Copy each entry as it stands, leaving nothing out.

═══ LISTING

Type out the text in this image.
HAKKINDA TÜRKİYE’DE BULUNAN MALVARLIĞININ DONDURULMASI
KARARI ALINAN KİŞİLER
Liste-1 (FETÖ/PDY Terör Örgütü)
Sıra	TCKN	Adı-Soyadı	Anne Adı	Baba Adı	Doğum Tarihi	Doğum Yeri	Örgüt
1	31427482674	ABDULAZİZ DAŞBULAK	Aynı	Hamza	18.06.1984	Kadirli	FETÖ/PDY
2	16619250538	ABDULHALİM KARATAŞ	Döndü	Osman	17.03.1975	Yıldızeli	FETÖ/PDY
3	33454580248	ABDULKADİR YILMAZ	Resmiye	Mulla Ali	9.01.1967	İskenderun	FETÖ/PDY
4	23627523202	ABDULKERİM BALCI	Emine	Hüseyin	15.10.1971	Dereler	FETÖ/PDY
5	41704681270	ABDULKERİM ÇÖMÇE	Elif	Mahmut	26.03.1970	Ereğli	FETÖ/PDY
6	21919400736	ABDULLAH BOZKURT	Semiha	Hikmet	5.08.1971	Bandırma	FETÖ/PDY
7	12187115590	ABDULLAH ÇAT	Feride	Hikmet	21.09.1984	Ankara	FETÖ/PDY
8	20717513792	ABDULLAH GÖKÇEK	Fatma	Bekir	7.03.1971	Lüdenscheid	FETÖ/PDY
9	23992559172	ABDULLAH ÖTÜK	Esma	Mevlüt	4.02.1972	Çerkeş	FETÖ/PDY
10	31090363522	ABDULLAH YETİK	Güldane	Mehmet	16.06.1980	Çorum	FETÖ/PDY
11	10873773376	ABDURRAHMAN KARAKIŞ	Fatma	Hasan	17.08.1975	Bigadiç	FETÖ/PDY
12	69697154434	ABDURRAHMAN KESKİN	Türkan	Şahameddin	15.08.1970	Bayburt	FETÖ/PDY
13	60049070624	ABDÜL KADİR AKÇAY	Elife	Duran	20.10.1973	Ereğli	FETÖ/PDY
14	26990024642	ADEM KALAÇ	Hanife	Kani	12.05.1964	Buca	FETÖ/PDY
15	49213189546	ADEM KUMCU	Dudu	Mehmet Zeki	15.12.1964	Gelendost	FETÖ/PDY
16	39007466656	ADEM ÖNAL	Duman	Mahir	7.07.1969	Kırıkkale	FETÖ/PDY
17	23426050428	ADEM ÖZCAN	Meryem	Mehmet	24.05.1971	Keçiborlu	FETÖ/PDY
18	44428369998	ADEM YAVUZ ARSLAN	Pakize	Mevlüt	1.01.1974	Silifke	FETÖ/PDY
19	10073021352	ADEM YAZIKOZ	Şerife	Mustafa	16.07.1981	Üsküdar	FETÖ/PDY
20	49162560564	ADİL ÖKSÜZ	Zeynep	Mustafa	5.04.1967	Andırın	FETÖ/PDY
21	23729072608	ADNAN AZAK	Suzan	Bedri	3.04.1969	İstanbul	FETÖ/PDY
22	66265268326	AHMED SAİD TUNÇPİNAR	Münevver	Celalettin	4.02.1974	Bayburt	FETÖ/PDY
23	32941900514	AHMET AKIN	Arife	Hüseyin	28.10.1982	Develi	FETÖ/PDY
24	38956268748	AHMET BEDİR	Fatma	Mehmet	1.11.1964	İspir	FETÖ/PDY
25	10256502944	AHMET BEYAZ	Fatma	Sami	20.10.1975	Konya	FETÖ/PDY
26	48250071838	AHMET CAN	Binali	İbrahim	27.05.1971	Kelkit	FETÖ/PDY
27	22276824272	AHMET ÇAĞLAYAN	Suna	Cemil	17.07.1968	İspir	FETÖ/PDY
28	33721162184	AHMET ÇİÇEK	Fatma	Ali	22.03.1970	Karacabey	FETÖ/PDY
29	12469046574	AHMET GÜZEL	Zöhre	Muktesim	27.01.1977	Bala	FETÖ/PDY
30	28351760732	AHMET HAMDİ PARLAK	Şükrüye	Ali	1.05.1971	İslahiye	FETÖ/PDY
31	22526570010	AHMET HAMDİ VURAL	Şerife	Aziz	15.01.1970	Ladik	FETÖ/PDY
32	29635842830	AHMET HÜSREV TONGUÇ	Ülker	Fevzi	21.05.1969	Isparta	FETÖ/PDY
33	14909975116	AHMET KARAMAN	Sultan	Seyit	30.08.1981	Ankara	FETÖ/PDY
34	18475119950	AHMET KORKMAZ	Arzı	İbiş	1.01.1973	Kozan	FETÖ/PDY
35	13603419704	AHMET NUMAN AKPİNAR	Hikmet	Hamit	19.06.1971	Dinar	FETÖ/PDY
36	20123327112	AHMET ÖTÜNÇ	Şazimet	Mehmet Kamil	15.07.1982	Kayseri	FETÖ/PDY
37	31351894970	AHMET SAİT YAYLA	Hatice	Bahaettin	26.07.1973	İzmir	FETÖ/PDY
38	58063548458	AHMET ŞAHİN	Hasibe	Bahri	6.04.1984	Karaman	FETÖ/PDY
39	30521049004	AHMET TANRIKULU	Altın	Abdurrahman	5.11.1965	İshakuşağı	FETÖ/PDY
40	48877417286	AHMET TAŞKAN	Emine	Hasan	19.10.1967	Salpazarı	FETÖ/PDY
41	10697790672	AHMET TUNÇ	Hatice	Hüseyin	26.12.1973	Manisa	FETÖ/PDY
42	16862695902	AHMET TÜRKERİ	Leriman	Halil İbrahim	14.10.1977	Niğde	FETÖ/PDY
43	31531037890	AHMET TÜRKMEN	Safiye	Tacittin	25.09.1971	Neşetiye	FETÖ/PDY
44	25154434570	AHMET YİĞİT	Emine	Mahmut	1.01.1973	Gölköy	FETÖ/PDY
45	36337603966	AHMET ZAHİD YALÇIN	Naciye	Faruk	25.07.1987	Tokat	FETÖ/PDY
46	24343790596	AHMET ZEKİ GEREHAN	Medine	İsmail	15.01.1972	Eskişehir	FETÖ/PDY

══════

- [OUTPUT FOR THIS TASK]
Type out the text in this image.
HAKKINDA TÜRKİYE’DE BULUNAN MALVARLIĞININ DONDURULMASI
KARARI ALINAN KİŞİLER
Liste-1 (FETÖ/PDY Terör Örgütü)
Sıra	TCKN	Adı-Soyadı	Anne Adı	Baba Adı	Doğum Tarihi	Doğum Yeri	Örgüt
1	31427482674	ABDULAZİZ DAŞBULAK	Aynı	Hamza	18.06.1984	Kadirli	FETÖ/PDY
2	16619250538	ABDULHALİM KARATAŞ	Döndü	Osman	17.03.1975	Yıldızeli	FETÖ/PDY
3	33454580248	ABDULKADİR YILMAZ	Resmiye	Mulla Ali	9.01.1967	İskenderun	FETÖ/PDY
4	23627523202	ABDULKERİM BALCI	Emine	Hüseyin	15.10.1971	Dereler	FETÖ/PDY
5	41704681270	ABDULKERİM ÇÖMÇE	Elif	Mahmut	26.03.1970	Ereğli	FETÖ/PDY
6	21919400736	ABDULLAH BOZKURT	Semiha	Hikmet	5.08.1971	Bandırma	FETÖ/PDY
7	12187115590	ABDULLAH ÇAT	Feride	Hikmet	21.09.1984	Ankara	FETÖ/PDY
8	20717513792	ABDULLAH GÖKÇEK	Fatma	Bekir	7.03.1971	Lüdenscheid	FETÖ/PDY
9	23992559172	ABDULLAH ÖTÜK	Esma	Mevlüt	4.02.1972	Çerkeş	FETÖ/PDY
10	31090363522	ABDULLAH YETİK	Güldane	Mehmet	16.06.1980	Çorum	FETÖ/PDY
11	10873773376	ABDURRAHMAN KARAKIŞ	Fatma	Hasan	17.08.1975	Bigadiç	FETÖ/PDY
12	69697154434	ABDURRAHMAN KESKİN	Türkan	Şahameddin	15.08.1970	Bayburt	FETÖ/PDY
13	60049070624	ABDÜL KADİR AKÇAY	Elife	Duran	20.10.1973	Ereğli	FETÖ/PDY
14	26990024642	ADEM KALAÇ	Hanife	Kani	12.05.1964	Buca	FETÖ/PDY
15	49213189546	ADEM KUMCU	Dudu	Mehmet Zeki	15.12.1964	Gelendost	FETÖ/PDY
16	39007466656	ADEM ÖNAL	Duman	Mahir	7.07.1969	Kırıkkale	FETÖ/PDY
17	23426050428	ADEM ÖZCAN	Meryem	Mehmet	24.05.1971	Keçiborlu	FETÖ/PDY
18	44428369998	ADEM YAVUZ ARSLAN	Pakize	Mevlüt	1.01.1974	Silifke	FETÖ/PDY
19	10073021352	ADEM YAZIKOZ	Şerife	Mustafa	16.07.1981	Üsküdar	FETÖ/PDY
20	49162560564	ADİL ÖKSÜZ	Zeynep	Mustafa	5.04.1967	Andırın	FETÖ/PDY
21	23729072608	ADNAN AZAK	Suzan	Bedri	3.04.1969	İstanbul	FETÖ/PDY
22	66265268326	AHMED SAİD TUNÇPİNAR	Münevver	Celalettin	4.02.1974	Bayburt	FETÖ/PDY
23	32941900514	AHMET AKIN	Arife	Hüseyin	28.10.1982	Develi	FETÖ/PDY
24	38956268748	AHMET BEDİR	Fatma	Mehmet	1.11.1964	İspir	FETÖ/PDY
25	10256502944	AHMET BEYAZ	Fatma	Sami	20.10.1975	Konya	FETÖ/PDY
26	48250071838	AHMET CAN	Binali	İbrahim	27.05.1971	Kelkit	FETÖ/PDY
27	22276824272	AHMET ÇAĞLAYAN	Suna	Cemil	17.07.1968	İspir	FETÖ/PDY
28	33721162184	AHMET ÇİÇEK	Fatma	Ali	22.03.1970	Karacabey	FETÖ/PDY
29	12469046574	AHMET GÜZEL	Zöhre	Muktesim	27.01.1977	Bala	FETÖ/PDY
30	28351760732	AHMET HAMDİ PARLAK	Şükrüye	Ali	1.05.1971	İslahiye	FETÖ/PDY
31	22526570010	AHMET HAMDİ VURAL	Şerife	Aziz	15.01.1970	Ladik	FETÖ/PDY
32	29635842830	AHMET HÜSREV TONGUÇ	Ülker	Fevzi	21.05.1969	Isparta	FETÖ/PDY
33	14909975116	AHMET KARAMAN	Sultan	Seyit	30.08.1981	Ankara	FETÖ/PDY
34	18475119950	AHMET KORKMAZ	Arzı	İbiş	1.01.1973	Kozan	FETÖ/PDY
35	13603419704	AHMET NUMAN AKPİNAR	Hikmet	Hamit	19.06.1971	Dinar	FETÖ/PDY
36	20123327112	AHMET ÖTÜNÇ	Şazimet	Mehmet Kamil	15.07.1982	Kayseri	FETÖ/PDY
37	31351894970	AHMET SAİT YAYLA	Hatice	Bahaettin	26.07.1973	İzmir	FETÖ/PDY
38	58063548458	AHMET ŞAHİN	Hasibe	Bahri	6.04.1984	Karaman	FETÖ/PDY
39	30521049004	AHMET TANRIKULU	Altın	Abdurrahman	5.11.1965	İshakuşağı	FETÖ/PDY
40	48877417286	AHMET TAŞKAN	Emine	Hasan	19.10.1967	Salpazarı	FETÖ/PDY
41	10697790672	AHMET TUNÇ	Hatice	Hüseyin	26.12.1973	Manisa	FETÖ/PDY
42	16862695902	AHMET TÜRKERİ	Leriman	Halil İbrahim	14.10.1977	Niğde	FETÖ/PDY
43	31531037890	AHMET TÜRKMEN	Safiye	Tacittin	25.09.1971	Neşetiye	FETÖ/PDY
44	25154434570	AHMET YİĞİT	Emine	Mahmut	1.01.1973	Gölköy	FETÖ/PDY
45	36337603966	AHMET ZAHİD YALÇIN	Naciye	Faruk	25.07.1987	Tokat	FETÖ/PDY
46	24343790596	AHMET ZEKİ GEREHAN	Medine	İsmail	15.01.1972	Eskişehir	FETÖ/PDY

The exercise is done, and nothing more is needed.